▸ What needs to be done:
Across the listing below, count the lines that mention the string "Cloud". Reply with the figure only.

Excerpts from a figure dataset
++++++++++++++++++++
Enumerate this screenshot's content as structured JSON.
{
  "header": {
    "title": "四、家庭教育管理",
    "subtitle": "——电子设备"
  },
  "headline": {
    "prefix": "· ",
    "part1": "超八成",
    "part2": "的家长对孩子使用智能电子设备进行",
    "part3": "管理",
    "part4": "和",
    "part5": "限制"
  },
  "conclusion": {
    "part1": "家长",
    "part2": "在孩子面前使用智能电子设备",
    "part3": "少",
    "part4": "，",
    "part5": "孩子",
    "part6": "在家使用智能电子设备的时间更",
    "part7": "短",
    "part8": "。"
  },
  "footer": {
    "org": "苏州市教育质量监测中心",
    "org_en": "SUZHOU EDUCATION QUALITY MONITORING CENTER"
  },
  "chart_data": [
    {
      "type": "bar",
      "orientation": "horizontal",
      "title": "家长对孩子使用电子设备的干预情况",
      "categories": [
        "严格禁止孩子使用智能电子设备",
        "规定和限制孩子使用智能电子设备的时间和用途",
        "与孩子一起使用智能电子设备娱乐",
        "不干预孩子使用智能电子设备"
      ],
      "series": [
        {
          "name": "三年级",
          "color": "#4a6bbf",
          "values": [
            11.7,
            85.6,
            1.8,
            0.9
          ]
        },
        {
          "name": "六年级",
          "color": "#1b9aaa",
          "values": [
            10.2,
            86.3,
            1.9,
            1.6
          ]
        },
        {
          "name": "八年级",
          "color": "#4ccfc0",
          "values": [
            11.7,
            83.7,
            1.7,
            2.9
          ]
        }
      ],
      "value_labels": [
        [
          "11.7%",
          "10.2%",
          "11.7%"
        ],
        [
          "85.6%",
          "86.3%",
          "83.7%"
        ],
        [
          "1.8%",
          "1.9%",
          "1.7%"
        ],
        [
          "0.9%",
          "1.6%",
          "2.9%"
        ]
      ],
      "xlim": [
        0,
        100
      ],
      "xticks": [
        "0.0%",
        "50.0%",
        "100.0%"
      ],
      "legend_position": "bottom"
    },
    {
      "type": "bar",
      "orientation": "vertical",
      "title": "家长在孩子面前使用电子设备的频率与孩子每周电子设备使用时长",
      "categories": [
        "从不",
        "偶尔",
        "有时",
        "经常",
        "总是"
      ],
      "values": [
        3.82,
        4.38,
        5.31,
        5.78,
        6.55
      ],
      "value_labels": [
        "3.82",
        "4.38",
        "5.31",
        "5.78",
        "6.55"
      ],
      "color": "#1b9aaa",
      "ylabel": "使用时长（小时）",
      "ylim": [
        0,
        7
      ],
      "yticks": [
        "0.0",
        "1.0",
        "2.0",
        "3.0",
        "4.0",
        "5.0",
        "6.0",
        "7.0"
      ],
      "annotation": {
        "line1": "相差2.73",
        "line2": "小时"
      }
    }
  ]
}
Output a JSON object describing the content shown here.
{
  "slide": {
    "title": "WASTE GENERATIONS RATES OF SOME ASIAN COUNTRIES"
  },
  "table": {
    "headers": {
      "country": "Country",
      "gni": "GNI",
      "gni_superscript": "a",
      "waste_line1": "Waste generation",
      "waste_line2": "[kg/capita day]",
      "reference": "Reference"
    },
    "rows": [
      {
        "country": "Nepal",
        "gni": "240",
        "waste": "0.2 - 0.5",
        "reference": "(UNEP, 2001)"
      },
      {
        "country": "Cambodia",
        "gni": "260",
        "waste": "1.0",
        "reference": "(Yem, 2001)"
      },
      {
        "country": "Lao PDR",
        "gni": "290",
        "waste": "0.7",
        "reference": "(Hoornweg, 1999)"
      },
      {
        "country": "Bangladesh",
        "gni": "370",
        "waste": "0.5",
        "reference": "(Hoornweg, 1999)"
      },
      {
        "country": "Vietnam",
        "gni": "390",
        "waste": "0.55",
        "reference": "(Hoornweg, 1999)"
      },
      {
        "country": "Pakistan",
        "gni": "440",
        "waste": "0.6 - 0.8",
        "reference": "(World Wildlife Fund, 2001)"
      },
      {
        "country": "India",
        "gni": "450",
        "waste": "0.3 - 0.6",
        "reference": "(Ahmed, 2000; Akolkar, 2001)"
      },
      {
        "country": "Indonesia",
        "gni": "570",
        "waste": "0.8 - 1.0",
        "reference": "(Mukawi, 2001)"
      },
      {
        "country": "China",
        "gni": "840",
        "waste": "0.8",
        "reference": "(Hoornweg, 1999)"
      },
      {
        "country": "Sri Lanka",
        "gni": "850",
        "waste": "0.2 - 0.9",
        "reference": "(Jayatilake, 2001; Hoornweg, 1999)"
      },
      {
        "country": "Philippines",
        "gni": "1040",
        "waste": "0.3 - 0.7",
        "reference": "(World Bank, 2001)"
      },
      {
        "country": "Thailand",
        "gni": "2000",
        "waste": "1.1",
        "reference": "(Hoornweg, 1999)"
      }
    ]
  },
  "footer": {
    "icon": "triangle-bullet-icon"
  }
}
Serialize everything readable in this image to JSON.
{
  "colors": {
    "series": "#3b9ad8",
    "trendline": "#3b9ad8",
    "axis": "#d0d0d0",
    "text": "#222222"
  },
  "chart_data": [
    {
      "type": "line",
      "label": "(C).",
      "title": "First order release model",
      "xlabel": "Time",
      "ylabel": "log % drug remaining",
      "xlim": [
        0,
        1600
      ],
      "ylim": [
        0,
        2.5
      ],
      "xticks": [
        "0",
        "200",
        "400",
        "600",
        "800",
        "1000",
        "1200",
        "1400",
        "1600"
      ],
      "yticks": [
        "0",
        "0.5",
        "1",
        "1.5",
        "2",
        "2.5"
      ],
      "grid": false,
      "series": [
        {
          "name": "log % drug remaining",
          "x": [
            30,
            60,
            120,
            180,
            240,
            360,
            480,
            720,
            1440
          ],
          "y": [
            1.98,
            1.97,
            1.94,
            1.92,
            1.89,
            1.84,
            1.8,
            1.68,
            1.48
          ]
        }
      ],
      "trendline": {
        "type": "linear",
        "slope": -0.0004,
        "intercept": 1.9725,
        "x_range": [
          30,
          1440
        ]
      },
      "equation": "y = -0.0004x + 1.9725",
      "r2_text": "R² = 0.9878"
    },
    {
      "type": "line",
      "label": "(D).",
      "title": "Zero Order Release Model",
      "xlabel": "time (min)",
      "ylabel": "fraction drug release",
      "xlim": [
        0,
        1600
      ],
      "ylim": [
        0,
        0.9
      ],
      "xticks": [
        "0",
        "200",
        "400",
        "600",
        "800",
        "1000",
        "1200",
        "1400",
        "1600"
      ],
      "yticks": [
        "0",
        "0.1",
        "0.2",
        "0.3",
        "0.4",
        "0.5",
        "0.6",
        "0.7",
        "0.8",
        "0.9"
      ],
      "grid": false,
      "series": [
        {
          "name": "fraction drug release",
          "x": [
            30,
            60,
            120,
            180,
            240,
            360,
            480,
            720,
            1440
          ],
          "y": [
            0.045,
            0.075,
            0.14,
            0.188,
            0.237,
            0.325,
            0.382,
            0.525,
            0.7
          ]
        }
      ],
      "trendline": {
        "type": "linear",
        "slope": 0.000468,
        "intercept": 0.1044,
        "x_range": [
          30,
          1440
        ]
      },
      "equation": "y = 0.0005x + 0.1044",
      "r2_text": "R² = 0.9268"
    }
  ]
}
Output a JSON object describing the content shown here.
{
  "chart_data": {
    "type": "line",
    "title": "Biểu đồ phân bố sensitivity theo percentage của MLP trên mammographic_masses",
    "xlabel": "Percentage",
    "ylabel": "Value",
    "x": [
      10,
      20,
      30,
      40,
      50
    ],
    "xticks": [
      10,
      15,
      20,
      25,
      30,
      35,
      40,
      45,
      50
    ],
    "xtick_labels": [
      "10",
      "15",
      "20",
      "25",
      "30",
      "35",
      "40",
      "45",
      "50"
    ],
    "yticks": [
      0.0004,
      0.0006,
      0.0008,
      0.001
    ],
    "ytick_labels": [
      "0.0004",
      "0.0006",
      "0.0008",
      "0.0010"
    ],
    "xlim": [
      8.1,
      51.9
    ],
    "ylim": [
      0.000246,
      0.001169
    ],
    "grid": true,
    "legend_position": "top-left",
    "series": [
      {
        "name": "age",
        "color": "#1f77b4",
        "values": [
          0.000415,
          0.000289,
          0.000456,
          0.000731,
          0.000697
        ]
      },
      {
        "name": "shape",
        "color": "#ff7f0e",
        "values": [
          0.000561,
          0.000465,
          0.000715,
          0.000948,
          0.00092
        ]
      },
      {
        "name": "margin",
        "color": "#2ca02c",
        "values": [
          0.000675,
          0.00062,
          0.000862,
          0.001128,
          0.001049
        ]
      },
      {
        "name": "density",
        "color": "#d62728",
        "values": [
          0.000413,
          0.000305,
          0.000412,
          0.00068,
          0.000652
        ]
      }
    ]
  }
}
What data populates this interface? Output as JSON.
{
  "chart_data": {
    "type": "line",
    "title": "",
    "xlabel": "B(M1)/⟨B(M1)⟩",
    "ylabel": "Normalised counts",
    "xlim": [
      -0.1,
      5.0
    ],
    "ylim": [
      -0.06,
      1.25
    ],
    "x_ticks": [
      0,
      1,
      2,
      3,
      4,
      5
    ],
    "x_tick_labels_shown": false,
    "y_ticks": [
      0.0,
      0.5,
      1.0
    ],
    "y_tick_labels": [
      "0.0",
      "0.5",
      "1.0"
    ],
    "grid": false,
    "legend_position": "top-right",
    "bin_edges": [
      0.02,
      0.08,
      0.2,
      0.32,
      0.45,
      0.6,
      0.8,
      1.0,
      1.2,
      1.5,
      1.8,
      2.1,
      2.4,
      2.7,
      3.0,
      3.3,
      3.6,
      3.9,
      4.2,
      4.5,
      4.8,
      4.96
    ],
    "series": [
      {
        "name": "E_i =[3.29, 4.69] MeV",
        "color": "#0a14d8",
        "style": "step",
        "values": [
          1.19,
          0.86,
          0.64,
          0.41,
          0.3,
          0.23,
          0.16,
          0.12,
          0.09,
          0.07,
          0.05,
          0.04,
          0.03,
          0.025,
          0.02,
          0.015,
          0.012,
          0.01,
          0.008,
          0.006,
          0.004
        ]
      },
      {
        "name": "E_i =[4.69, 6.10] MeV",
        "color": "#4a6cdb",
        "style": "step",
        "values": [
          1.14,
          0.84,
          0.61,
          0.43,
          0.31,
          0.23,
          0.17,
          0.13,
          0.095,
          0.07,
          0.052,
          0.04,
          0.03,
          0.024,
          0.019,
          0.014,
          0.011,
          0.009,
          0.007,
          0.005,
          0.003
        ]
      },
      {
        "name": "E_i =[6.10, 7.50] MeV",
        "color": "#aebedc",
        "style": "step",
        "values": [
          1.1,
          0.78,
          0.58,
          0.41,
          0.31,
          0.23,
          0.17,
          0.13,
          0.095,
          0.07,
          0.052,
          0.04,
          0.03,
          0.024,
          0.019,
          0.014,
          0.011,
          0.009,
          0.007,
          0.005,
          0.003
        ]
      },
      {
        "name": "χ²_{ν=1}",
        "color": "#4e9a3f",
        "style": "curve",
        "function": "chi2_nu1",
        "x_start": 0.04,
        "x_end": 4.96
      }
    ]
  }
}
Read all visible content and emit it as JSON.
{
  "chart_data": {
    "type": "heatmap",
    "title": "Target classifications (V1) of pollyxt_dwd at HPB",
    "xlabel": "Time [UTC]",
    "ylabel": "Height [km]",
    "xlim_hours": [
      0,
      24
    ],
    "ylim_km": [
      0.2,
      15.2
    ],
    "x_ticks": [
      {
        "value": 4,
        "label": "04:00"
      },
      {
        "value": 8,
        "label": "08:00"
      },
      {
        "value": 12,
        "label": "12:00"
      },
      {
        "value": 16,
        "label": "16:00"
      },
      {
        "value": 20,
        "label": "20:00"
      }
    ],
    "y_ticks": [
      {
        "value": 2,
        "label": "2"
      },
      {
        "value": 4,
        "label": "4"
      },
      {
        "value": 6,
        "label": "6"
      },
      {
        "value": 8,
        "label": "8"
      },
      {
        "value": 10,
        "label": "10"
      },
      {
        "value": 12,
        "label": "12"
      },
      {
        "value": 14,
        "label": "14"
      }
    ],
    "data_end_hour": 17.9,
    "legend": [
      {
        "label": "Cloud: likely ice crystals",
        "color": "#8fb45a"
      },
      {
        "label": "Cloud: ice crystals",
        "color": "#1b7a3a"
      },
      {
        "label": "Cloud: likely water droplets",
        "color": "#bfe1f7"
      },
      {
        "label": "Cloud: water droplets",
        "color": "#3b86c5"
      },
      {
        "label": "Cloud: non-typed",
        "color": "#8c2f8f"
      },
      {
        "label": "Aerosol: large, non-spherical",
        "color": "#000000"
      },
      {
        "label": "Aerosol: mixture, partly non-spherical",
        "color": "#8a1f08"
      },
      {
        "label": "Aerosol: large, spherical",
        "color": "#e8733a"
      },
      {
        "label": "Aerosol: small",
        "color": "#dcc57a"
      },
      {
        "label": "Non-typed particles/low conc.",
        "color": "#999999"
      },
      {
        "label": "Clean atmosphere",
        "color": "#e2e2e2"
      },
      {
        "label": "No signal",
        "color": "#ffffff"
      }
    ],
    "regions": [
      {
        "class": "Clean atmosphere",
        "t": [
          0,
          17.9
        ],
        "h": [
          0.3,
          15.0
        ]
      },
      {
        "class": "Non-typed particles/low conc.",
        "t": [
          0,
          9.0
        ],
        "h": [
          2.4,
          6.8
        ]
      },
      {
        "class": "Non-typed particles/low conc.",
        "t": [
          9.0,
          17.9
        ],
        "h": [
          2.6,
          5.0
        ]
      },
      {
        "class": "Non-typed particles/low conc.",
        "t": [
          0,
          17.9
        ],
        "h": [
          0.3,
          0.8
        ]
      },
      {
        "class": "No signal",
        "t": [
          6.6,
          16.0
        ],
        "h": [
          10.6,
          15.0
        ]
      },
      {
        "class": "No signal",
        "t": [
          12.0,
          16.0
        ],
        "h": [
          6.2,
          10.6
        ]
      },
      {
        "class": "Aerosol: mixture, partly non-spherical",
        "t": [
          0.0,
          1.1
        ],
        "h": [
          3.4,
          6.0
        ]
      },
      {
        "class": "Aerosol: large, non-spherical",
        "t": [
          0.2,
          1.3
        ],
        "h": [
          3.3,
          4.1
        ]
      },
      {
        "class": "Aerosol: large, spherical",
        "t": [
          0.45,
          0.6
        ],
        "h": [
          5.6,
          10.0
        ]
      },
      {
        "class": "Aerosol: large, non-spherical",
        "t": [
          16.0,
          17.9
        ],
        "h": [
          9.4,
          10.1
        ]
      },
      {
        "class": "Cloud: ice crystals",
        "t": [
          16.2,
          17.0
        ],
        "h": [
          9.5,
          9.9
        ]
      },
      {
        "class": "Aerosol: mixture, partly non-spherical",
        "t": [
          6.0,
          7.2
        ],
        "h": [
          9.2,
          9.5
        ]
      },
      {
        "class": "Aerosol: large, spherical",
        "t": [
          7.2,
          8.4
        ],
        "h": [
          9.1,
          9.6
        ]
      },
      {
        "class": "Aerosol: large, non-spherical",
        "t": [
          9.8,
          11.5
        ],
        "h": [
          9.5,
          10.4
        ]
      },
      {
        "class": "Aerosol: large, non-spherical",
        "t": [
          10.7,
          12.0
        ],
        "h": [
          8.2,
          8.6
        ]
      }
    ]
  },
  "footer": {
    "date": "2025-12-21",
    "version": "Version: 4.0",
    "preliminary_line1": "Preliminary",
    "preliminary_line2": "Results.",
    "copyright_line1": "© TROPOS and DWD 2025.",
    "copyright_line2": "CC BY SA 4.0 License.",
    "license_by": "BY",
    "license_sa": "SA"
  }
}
++++++++++++++++++++
▸ Response to the task:
6